### Document excerpt ###
Cahokia - Best Spot to Learn More about the Moundbuilders

Drove by Cahokia State Historical Park in western Illinois today on the way from the JET Conference to my hotel. I've visited Cahokia several times over the years, but it reminded me how valuable those visits were for my initial 7th grade units on native American tribes each year.

Jay LeBlanc

7/31/20252 min read

I've already mentioned that I'm attending the JET (Journal of Economics Teaching) Conference in St. Louis - what I hadn't mentioned is that I'm not staying at the conference hotel downtown. One reason is the cost (especially if you drive - $50 a night parking fees are silly on top of $250/night for a room). The main reason, though, is that I usually prefer to engage more with the local area rather than just walk in a 2-3 block radius around a convention site. So when I was in Philly for NAEE this past March, I stayed in the northern suburbs and took the train into town each day. Same thing when I visited New York - I stayed in New Jersey and took bus or ferry like a normal commuter.
###
Stated goal 1
From the Cahokia blog post, list each mode of public transit the writer says they used to get into town during past conference trips.
### Raw records ###
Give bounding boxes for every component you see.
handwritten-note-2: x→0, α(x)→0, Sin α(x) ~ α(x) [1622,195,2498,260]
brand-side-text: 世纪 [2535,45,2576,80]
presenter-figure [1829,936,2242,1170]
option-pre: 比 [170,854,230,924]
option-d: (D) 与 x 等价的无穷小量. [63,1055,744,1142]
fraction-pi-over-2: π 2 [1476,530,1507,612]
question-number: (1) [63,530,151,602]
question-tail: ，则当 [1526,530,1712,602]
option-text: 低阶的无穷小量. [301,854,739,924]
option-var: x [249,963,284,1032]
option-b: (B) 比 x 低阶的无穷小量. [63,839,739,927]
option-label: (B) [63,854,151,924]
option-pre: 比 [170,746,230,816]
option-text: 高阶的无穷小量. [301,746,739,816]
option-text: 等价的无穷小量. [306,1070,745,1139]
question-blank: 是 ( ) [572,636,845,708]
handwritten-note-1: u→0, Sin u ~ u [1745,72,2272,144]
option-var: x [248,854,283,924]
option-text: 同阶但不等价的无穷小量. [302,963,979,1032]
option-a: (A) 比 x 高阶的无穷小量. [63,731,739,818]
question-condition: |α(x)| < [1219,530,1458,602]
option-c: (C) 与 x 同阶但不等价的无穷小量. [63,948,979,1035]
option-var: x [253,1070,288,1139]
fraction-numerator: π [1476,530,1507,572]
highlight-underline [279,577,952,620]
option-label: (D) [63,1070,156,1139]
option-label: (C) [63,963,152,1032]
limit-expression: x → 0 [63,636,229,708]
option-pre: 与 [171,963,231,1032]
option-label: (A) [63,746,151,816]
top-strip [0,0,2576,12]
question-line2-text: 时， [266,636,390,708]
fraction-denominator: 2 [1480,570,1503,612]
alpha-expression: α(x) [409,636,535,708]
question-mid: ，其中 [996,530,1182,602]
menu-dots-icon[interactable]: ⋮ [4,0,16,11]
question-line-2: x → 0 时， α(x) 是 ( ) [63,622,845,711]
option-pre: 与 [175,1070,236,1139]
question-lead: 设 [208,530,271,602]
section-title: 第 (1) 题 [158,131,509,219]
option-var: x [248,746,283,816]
###
Stated goal 2
Rewrite the entries above, replacing every "option-var" with "option-variable" and leaving everything else unchanged.

Task answer 1
- train
- bus
- ferry

Task answer 2
Give bounding boxes for every component you see.
handwritten-note-2: x→0, α(x)→0, Sin α(x) ~ α(x) [1622,195,2498,260]
brand-side-text: 世纪 [2535,45,2576,80]
presenter-figure [1829,936,2242,1170]
option-pre: 比 [170,854,230,924]
option-d: (D) 与 x 等价的无穷小量. [63,1055,744,1142]
fraction-pi-over-2: π 2 [1476,530,1507,612]
question-number: (1) [63,530,151,602]
question-tail: ，则当 [1526,530,1712,602]
option-text: 低阶的无穷小量. [301,854,739,924]
option-variable: x [249,963,284,1032]
option-b: (B) 比 x 低阶的无穷小量. [63,839,739,927]
option-label: (B) [63,854,151,924]
option-pre: 比 [170,746,230,816]
option-text: 高阶的无穷小量. [301,746,739,816]
option-text: 等价的无穷小量. [306,1070,745,1139]
question-blank: 是 ( ) [572,636,845,708]
handwritten-note-1: u→0, Sin u ~ u [1745,72,2272,144]
option-variable: x [248,854,283,924]
option-text: 同阶但不等价的无穷小量. [302,963,979,1032]
option-a: (A) 比 x 高阶的无穷小量. [63,731,739,818]
question-condition: |α(x)| < [1219,530,1458,602]
option-c: (C) 与 x 同阶但不等价的无穷小量. [63,948,979,1035]
option-variable: x [253,1070,288,1139]
fraction-numerator: π [1476,530,1507,572]
highlight-underline [279,577,952,620]
option-label: (D) [63,1070,156,1139]
option-label: (C) [63,963,152,1032]
limit-expression: x → 0 [63,636,229,708]
option-pre: 与 [171,963,231,1032]
option-label: (A) [63,746,151,816]
top-strip [0,0,2576,12]
question-line2-text: 时， [266,636,390,708]
fraction-denominator: 2 [1480,570,1503,612]
alpha-expression: α(x) [409,636,535,708]
question-mid: ，其中 [996,530,1182,602]
menu-dots-icon[interactable]: ⋮ [4,0,16,11]
question-line-2: x → 0 时， α(x) 是 ( ) [63,622,845,711]
option-pre: 与 [175,1070,236,1139]
question-lead: 设 [208,530,271,602]
section-title: 第 (1) 题 [158,131,509,219]
option-variable: x [248,746,283,816]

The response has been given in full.